Short exercise
Copy each line that holds "individuals".

Recorded information
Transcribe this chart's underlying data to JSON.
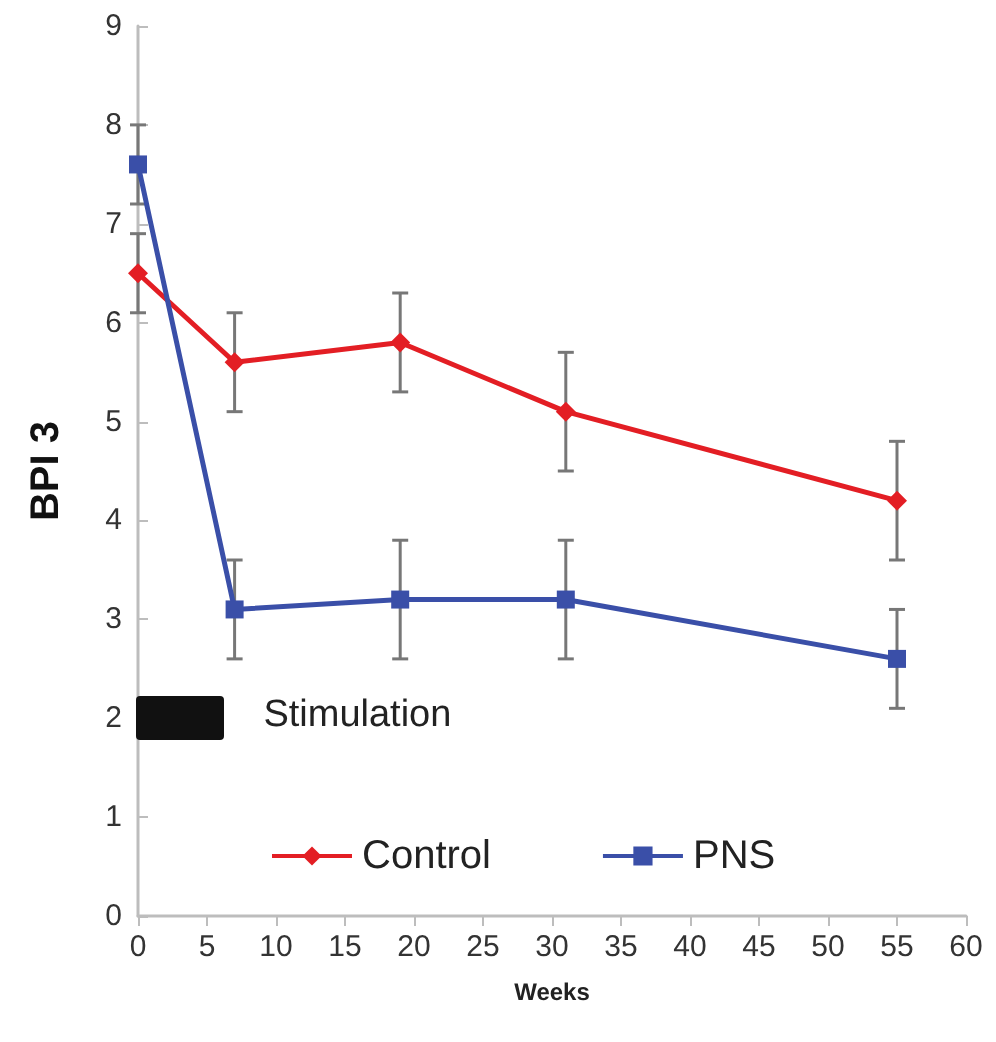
{
  "chart_data": {
    "type": "line",
    "xlabel": "Weeks",
    "ylabel": "BPI 3",
    "xlim": [
      0,
      60
    ],
    "xticks": [
      0,
      5,
      10,
      15,
      20,
      25,
      30,
      35,
      40,
      45,
      50,
      55,
      60
    ],
    "ylim": [
      0,
      9
    ],
    "yticks": [
      0,
      1,
      2,
      3,
      4,
      5,
      6,
      7,
      8,
      9
    ],
    "grid": false,
    "legend": "bottom",
    "line_style": "solid",
    "annotations": [
      "Stimulation"
    ],
    "series": [
      {
        "name": "Control",
        "color": "#e31e24",
        "marker": "diamond",
        "x": [
          0,
          7,
          19,
          31,
          55
        ],
        "values": [
          6.5,
          5.6,
          5.8,
          5.1,
          4.2
        ],
        "errors": [
          0.4,
          0.5,
          0.5,
          0.6,
          0.6
        ]
      },
      {
        "name": "PNS",
        "color": "#3a4fa8",
        "marker": "square",
        "x": [
          0,
          7,
          19,
          31,
          55
        ],
        "values": [
          7.6,
          3.1,
          3.2,
          3.2,
          2.6
        ],
        "errors": [
          0.4,
          0.5,
          0.6,
          0.6,
          0.5
        ]
      }
    ]
  }
}
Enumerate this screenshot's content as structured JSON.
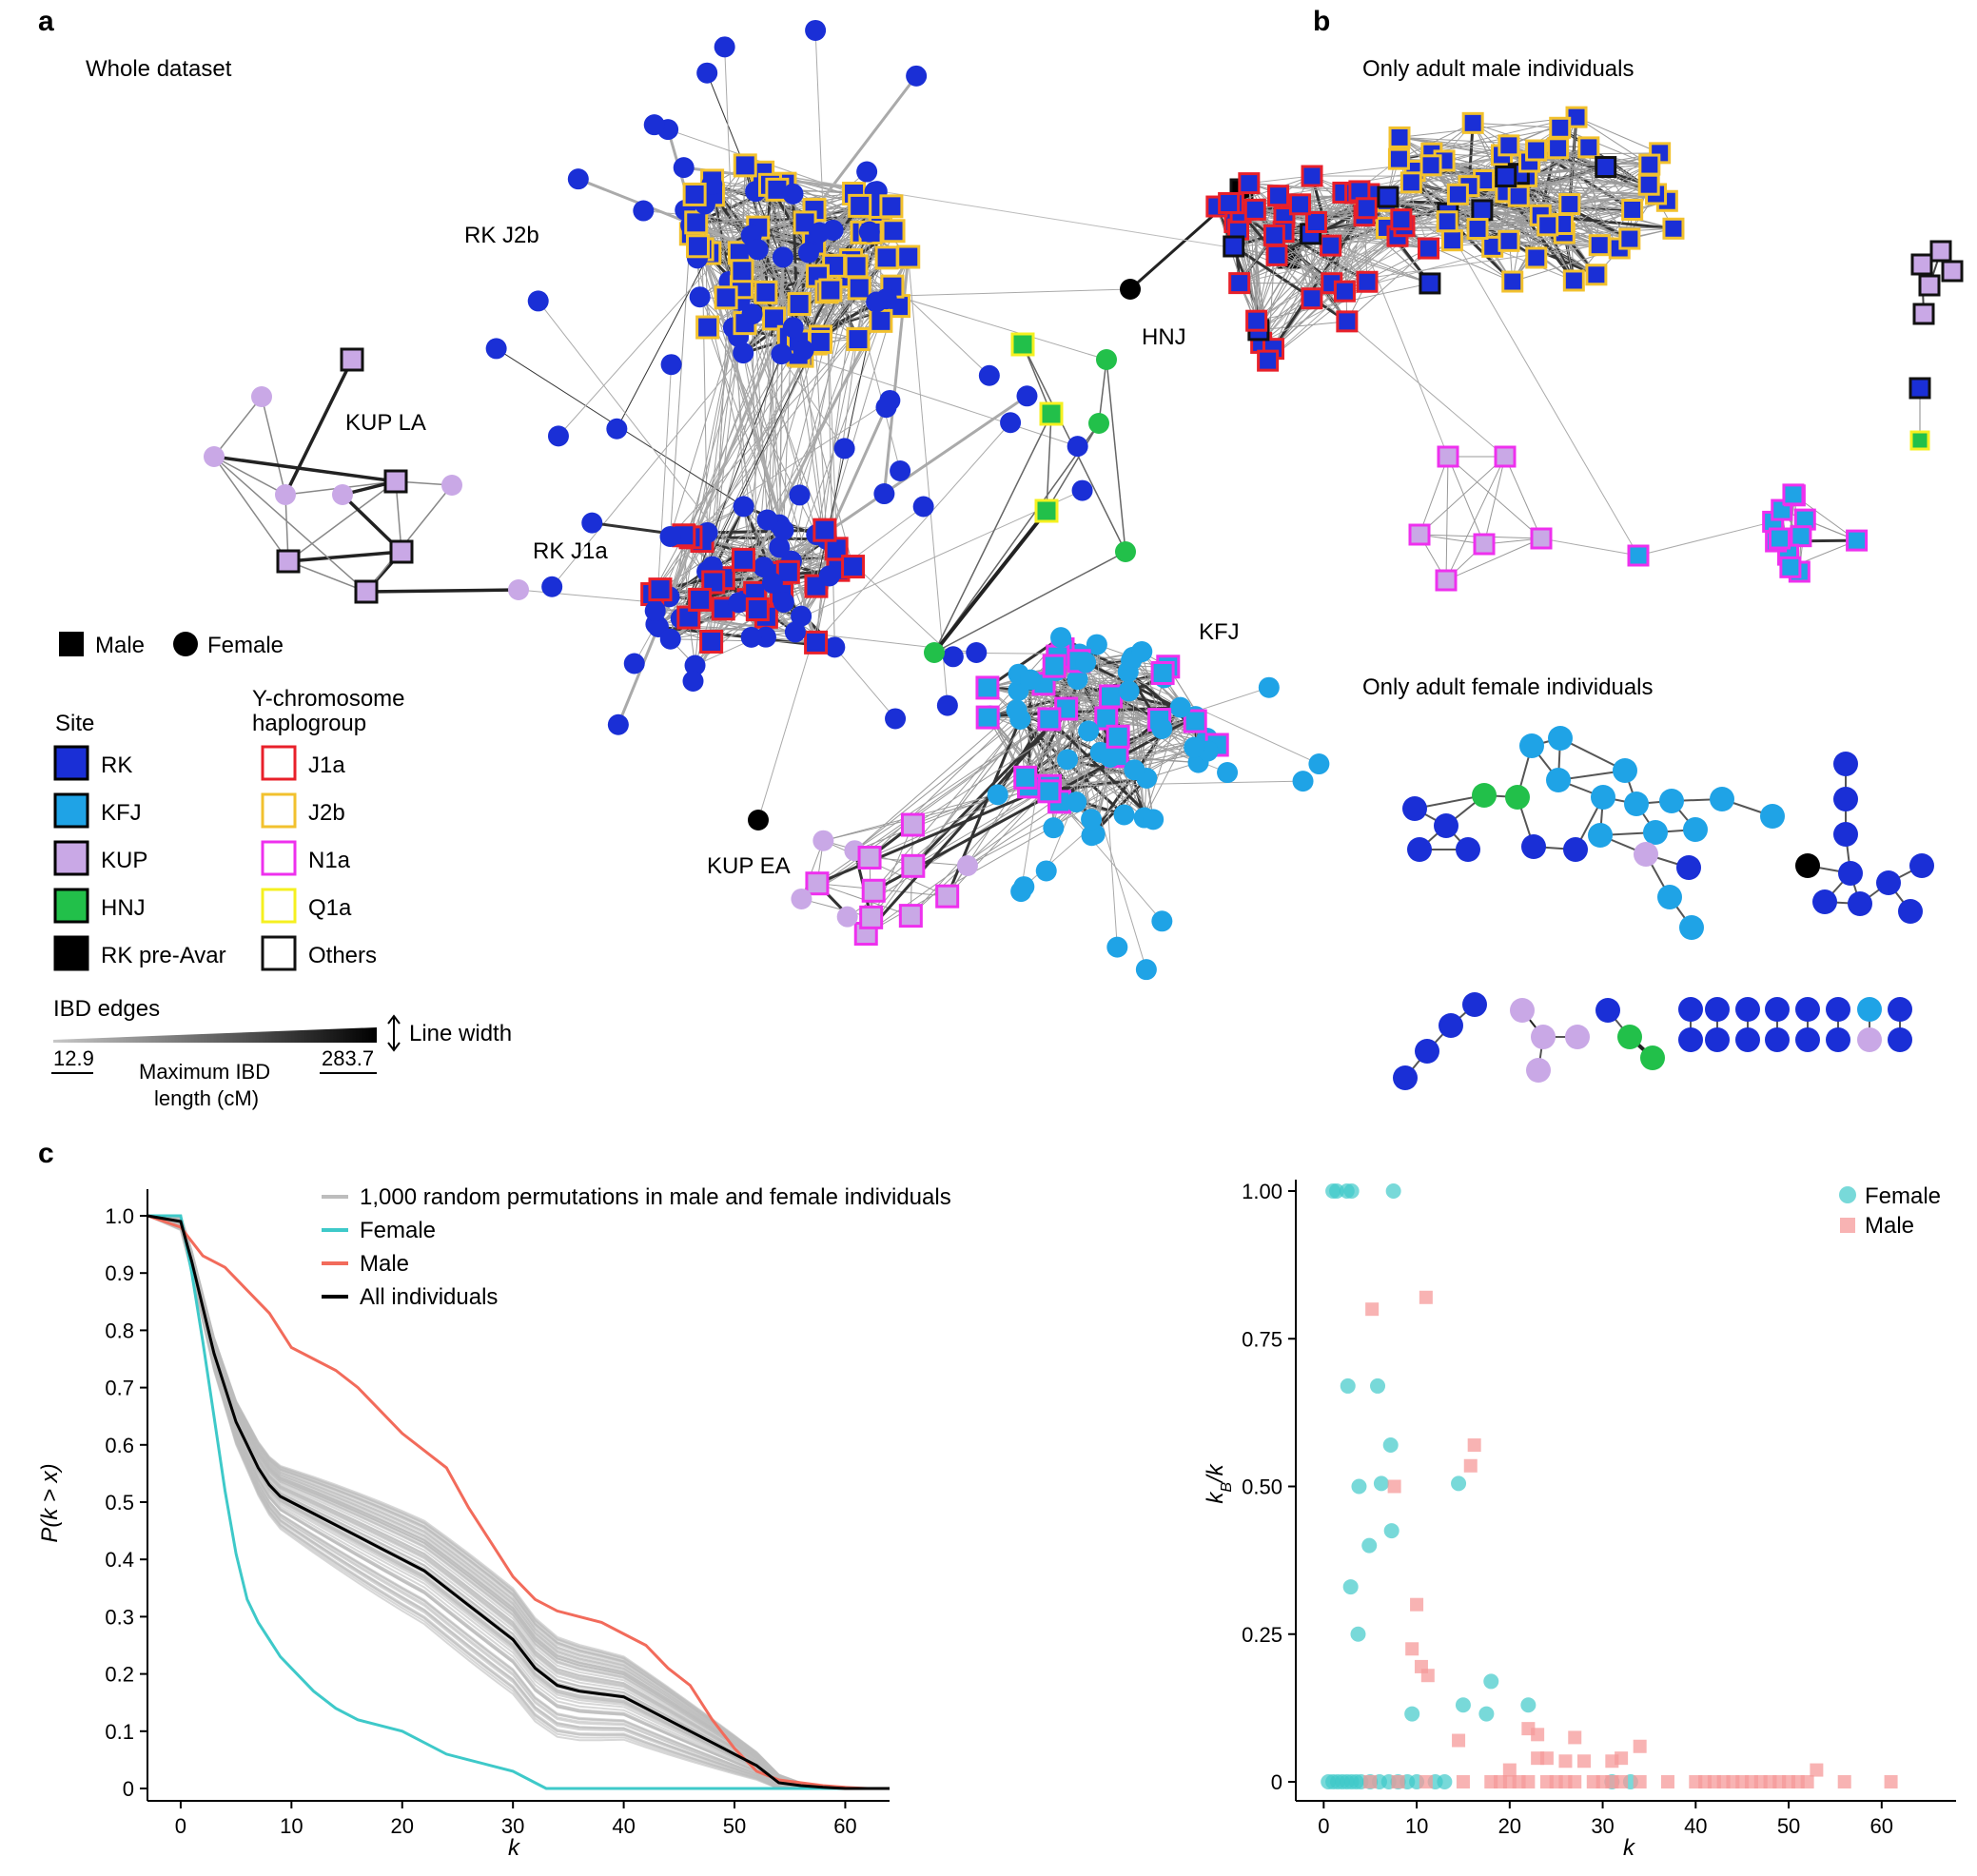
{
  "panels": {
    "a": {
      "letter": "a",
      "title": "Whole dataset",
      "cluster_labels": [
        "RK J2b",
        "KUP LA",
        "RK J1a",
        "HNJ",
        "KFJ",
        "KUP EA"
      ]
    },
    "b": {
      "letter": "b",
      "title_male": "Only adult male individuals",
      "title_female": "Only adult female individuals"
    },
    "c": {
      "letter": "c"
    }
  },
  "legend": {
    "sex": {
      "male": "Male",
      "female": "Female"
    },
    "site_title": "Site",
    "sites": [
      {
        "label": "RK",
        "color": "#1a2fd6"
      },
      {
        "label": "KFJ",
        "color": "#1fa3e6"
      },
      {
        "label": "KUP",
        "color": "#c9a8e6"
      },
      {
        "label": "HNJ",
        "color": "#22c04a"
      },
      {
        "label": "RK pre-Avar",
        "color": "#000000"
      }
    ],
    "hap_title_line1": "Y-chromosome",
    "hap_title_line2": "haplogroup",
    "haplogroups": [
      {
        "label": "J1a",
        "color": "#e8202a"
      },
      {
        "label": "J2b",
        "color": "#f2c12e"
      },
      {
        "label": "N1a",
        "color": "#ee30ee"
      },
      {
        "label": "Q1a",
        "color": "#f5f020"
      },
      {
        "label": "Others",
        "color": "#111111"
      }
    ],
    "ibd_title": "IBD edges",
    "ibd_min": "12.9",
    "ibd_max": "283.7",
    "ibd_axis_line1": "Maximum IBD",
    "ibd_axis_line2": "length (cM)",
    "line_width": "Line width"
  },
  "chart_data": [
    {
      "type": "line",
      "title": "",
      "xlabel": "k",
      "ylabel": "P(k > x)",
      "xlim": [
        -3,
        64
      ],
      "ylim": [
        0,
        1.0
      ],
      "x_ticks": [
        "0",
        "10",
        "20",
        "30",
        "40",
        "50",
        "60"
      ],
      "y_ticks": [
        "0",
        "0.1",
        "0.2",
        "0.3",
        "0.4",
        "0.5",
        "0.6",
        "0.7",
        "0.8",
        "0.9",
        "1.0"
      ],
      "legend": [
        "1,000 random permutations in male and female individuals",
        "Female",
        "Male",
        "All individuals"
      ],
      "series": [
        {
          "name": "Female",
          "color": "#3ec9c9",
          "x": [
            -3,
            0,
            1,
            2,
            3,
            4,
            5,
            6,
            7,
            8,
            9,
            10,
            12,
            14,
            16,
            18,
            20,
            22,
            24,
            26,
            28,
            30,
            32,
            33,
            40,
            50,
            64
          ],
          "y": [
            1.0,
            1.0,
            0.9,
            0.78,
            0.65,
            0.52,
            0.41,
            0.33,
            0.29,
            0.26,
            0.23,
            0.21,
            0.17,
            0.14,
            0.12,
            0.11,
            0.1,
            0.08,
            0.06,
            0.05,
            0.04,
            0.03,
            0.01,
            0.0,
            0.0,
            0.0,
            0.0
          ]
        },
        {
          "name": "Male",
          "color": "#f26b5b",
          "x": [
            -3,
            0,
            2,
            4,
            6,
            8,
            10,
            12,
            14,
            16,
            18,
            20,
            22,
            24,
            26,
            28,
            30,
            32,
            34,
            36,
            38,
            40,
            42,
            44,
            46,
            48,
            50,
            52,
            54,
            56,
            58,
            60,
            62,
            64
          ],
          "y": [
            1.0,
            0.98,
            0.93,
            0.91,
            0.87,
            0.83,
            0.77,
            0.75,
            0.73,
            0.7,
            0.66,
            0.62,
            0.59,
            0.56,
            0.49,
            0.43,
            0.37,
            0.33,
            0.31,
            0.3,
            0.29,
            0.27,
            0.25,
            0.21,
            0.18,
            0.12,
            0.07,
            0.03,
            0.015,
            0.01,
            0.005,
            0.002,
            0.0,
            0.0
          ]
        },
        {
          "name": "All individuals",
          "color": "#000000",
          "x": [
            -3,
            0,
            1,
            2,
            3,
            4,
            5,
            6,
            7,
            8,
            9,
            10,
            12,
            14,
            16,
            18,
            20,
            22,
            24,
            26,
            28,
            30,
            32,
            34,
            36,
            38,
            40,
            42,
            44,
            46,
            48,
            50,
            52,
            54,
            56,
            58,
            60,
            62,
            64
          ],
          "y": [
            1.0,
            0.99,
            0.92,
            0.84,
            0.76,
            0.7,
            0.64,
            0.6,
            0.56,
            0.53,
            0.51,
            0.5,
            0.48,
            0.46,
            0.44,
            0.42,
            0.4,
            0.38,
            0.35,
            0.32,
            0.29,
            0.26,
            0.21,
            0.18,
            0.17,
            0.165,
            0.16,
            0.14,
            0.12,
            0.1,
            0.08,
            0.06,
            0.04,
            0.01,
            0.005,
            0.002,
            0.0,
            0.0,
            0.0
          ]
        }
      ]
    },
    {
      "type": "scatter",
      "title": "",
      "xlabel": "k",
      "ylabel": "kB/k",
      "ylabel_main": "k",
      "ylabel_sub": "B",
      "ylabel_tail": "/k",
      "xlim": [
        -3,
        68
      ],
      "ylim": [
        -0.04,
        1.05
      ],
      "x_ticks": [
        "0",
        "10",
        "20",
        "30",
        "40",
        "50",
        "60"
      ],
      "y_ticks": [
        "0",
        "0.25",
        "0.50",
        "0.75",
        "1.00"
      ],
      "legend": [
        "Female",
        "Male"
      ],
      "series": [
        {
          "name": "Female",
          "color": "#3ec9c9",
          "points": [
            [
              1,
              1.0
            ],
            [
              1.4,
              1.0
            ],
            [
              2.5,
              1.0
            ],
            [
              3,
              1.0
            ],
            [
              7.5,
              1.0
            ],
            [
              2.6,
              0.67
            ],
            [
              5.8,
              0.67
            ],
            [
              7.2,
              0.57
            ],
            [
              3.8,
              0.5
            ],
            [
              6.2,
              0.505
            ],
            [
              14.5,
              0.505
            ],
            [
              4.9,
              0.4
            ],
            [
              7.3,
              0.425
            ],
            [
              2.9,
              0.33
            ],
            [
              3.7,
              0.25
            ],
            [
              18,
              0.17
            ],
            [
              22,
              0.13
            ],
            [
              15,
              0.13
            ],
            [
              17.5,
              0.115
            ],
            [
              9.5,
              0.115
            ],
            [
              0.5,
              0.0
            ],
            [
              1,
              0.0
            ],
            [
              1.5,
              0.0
            ],
            [
              2,
              0.0
            ],
            [
              2.5,
              0.0
            ],
            [
              3,
              0.0
            ],
            [
              3.5,
              0.0
            ],
            [
              4,
              0.0
            ],
            [
              5,
              0.0
            ],
            [
              6,
              0.0
            ],
            [
              7,
              0.0
            ],
            [
              8,
              0.0
            ],
            [
              9,
              0.0
            ],
            [
              10,
              0.0
            ],
            [
              12,
              0.0
            ],
            [
              13,
              0.0
            ],
            [
              31,
              0.0
            ],
            [
              33,
              0.0
            ]
          ]
        },
        {
          "name": "Male",
          "color": "#f59a9a",
          "points": [
            [
              11,
              0.82
            ],
            [
              5.2,
              0.8
            ],
            [
              16.2,
              0.57
            ],
            [
              15.8,
              0.535
            ],
            [
              7.6,
              0.5
            ],
            [
              10,
              0.3
            ],
            [
              9.5,
              0.225
            ],
            [
              10.5,
              0.195
            ],
            [
              11.2,
              0.18
            ],
            [
              14.5,
              0.07
            ],
            [
              22,
              0.09
            ],
            [
              23,
              0.08
            ],
            [
              27,
              0.075
            ],
            [
              34,
              0.06
            ],
            [
              23,
              0.04
            ],
            [
              24,
              0.04
            ],
            [
              26,
              0.035
            ],
            [
              28,
              0.035
            ],
            [
              31,
              0.035
            ],
            [
              32,
              0.04
            ],
            [
              20,
              0.02
            ],
            [
              5,
              0.0
            ],
            [
              8,
              0.0
            ],
            [
              11,
              0.0
            ],
            [
              15,
              0.0
            ],
            [
              18,
              0.0
            ],
            [
              19,
              0.0
            ],
            [
              20,
              0.0
            ],
            [
              21,
              0.0
            ],
            [
              22,
              0.0
            ],
            [
              24,
              0.0
            ],
            [
              25,
              0.0
            ],
            [
              26,
              0.0
            ],
            [
              27,
              0.0
            ],
            [
              29,
              0.0
            ],
            [
              30,
              0.0
            ],
            [
              31,
              0.0
            ],
            [
              32,
              0.0
            ],
            [
              34,
              0.0
            ],
            [
              37,
              0.0
            ],
            [
              40,
              0.0
            ],
            [
              41,
              0.0
            ],
            [
              42,
              0.0
            ],
            [
              43,
              0.0
            ],
            [
              44,
              0.0
            ],
            [
              45,
              0.0
            ],
            [
              46,
              0.0
            ],
            [
              47,
              0.0
            ],
            [
              48,
              0.0
            ],
            [
              49,
              0.0
            ],
            [
              50,
              0.0
            ],
            [
              51,
              0.0
            ],
            [
              52,
              0.0
            ],
            [
              53,
              0.02
            ],
            [
              56,
              0.0
            ],
            [
              61,
              0.0
            ]
          ]
        }
      ]
    }
  ]
}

Task output
      "title_male": "Only adult male individuals",
      "title_female": "Only adult female individuals"
        "1,000 random permutations in male and female individuals",
        "All individuals"
          "name": "All individuals",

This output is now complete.